### Task goal:
Rewrite the data below with "Define User Interfaces" changed to "Configure User Interfaces" every place it occurs, keeping everything else the same.

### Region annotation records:
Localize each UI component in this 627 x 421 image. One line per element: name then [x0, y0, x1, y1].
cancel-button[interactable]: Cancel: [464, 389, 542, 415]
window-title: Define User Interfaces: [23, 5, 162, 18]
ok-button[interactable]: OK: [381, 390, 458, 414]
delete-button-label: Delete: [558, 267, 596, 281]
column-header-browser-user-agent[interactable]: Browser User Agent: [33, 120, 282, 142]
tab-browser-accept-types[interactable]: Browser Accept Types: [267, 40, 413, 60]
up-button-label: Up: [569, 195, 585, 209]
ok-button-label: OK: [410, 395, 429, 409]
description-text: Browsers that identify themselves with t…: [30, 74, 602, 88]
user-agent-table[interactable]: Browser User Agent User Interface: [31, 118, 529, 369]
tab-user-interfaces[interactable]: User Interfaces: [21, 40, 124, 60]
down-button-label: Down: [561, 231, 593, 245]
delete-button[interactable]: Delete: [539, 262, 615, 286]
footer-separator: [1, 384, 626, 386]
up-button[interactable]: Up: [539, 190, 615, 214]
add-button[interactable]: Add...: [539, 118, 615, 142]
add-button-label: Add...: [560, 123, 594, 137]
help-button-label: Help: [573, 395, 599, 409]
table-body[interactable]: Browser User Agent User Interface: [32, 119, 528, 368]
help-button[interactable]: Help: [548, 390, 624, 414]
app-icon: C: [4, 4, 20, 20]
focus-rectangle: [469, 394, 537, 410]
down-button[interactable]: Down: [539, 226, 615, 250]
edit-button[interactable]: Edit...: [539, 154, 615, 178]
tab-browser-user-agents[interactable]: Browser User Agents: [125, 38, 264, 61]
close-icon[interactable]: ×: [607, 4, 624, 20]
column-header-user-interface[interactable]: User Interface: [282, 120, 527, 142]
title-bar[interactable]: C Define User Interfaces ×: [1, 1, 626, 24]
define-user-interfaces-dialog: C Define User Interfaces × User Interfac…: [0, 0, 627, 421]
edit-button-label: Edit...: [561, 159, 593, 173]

### Solution to this exercise:
Localize each UI component in this 627 x 421 image. One line per element: name then [x0, y0, x1, y1].
cancel-button[interactable]: Cancel: [464, 389, 542, 415]
window-title: Configure User Interfaces: [23, 5, 162, 18]
ok-button[interactable]: OK: [381, 390, 458, 414]
delete-button-label: Delete: [558, 267, 596, 281]
column-header-browser-user-agent[interactable]: Browser User Agent: [33, 120, 282, 142]
tab-browser-accept-types[interactable]: Browser Accept Types: [267, 40, 413, 60]
up-button-label: Up: [569, 195, 585, 209]
ok-button-label: OK: [410, 395, 429, 409]
description-text: Browsers that identify themselves with t…: [30, 74, 602, 88]
user-agent-table[interactable]: Browser User Agent User Interface: [31, 118, 529, 369]
tab-user-interfaces[interactable]: User Interfaces: [21, 40, 124, 60]
down-button-label: Down: [561, 231, 593, 245]
delete-button[interactable]: Delete: [539, 262, 615, 286]
footer-separator: [1, 384, 626, 386]
up-button[interactable]: Up: [539, 190, 615, 214]
add-button[interactable]: Add...: [539, 118, 615, 142]
add-button-label: Add...: [560, 123, 594, 137]
help-button-label: Help: [573, 395, 599, 409]
table-body[interactable]: Browser User Agent User Interface: [32, 119, 528, 368]
help-button[interactable]: Help: [548, 390, 624, 414]
app-icon: C: [4, 4, 20, 20]
focus-rectangle: [469, 394, 537, 410]
down-button[interactable]: Down: [539, 226, 615, 250]
edit-button[interactable]: Edit...: [539, 154, 615, 178]
tab-browser-user-agents[interactable]: Browser User Agents: [125, 38, 264, 61]
close-icon[interactable]: ×: [607, 4, 624, 20]
column-header-user-interface[interactable]: User Interface: [282, 120, 527, 142]
title-bar[interactable]: C Configure User Interfaces ×: [1, 1, 626, 24]
define-user-interfaces-dialog: C Configure User Interfaces × User Interfac…: [0, 0, 627, 421]
edit-button-label: Edit...: [561, 159, 593, 173]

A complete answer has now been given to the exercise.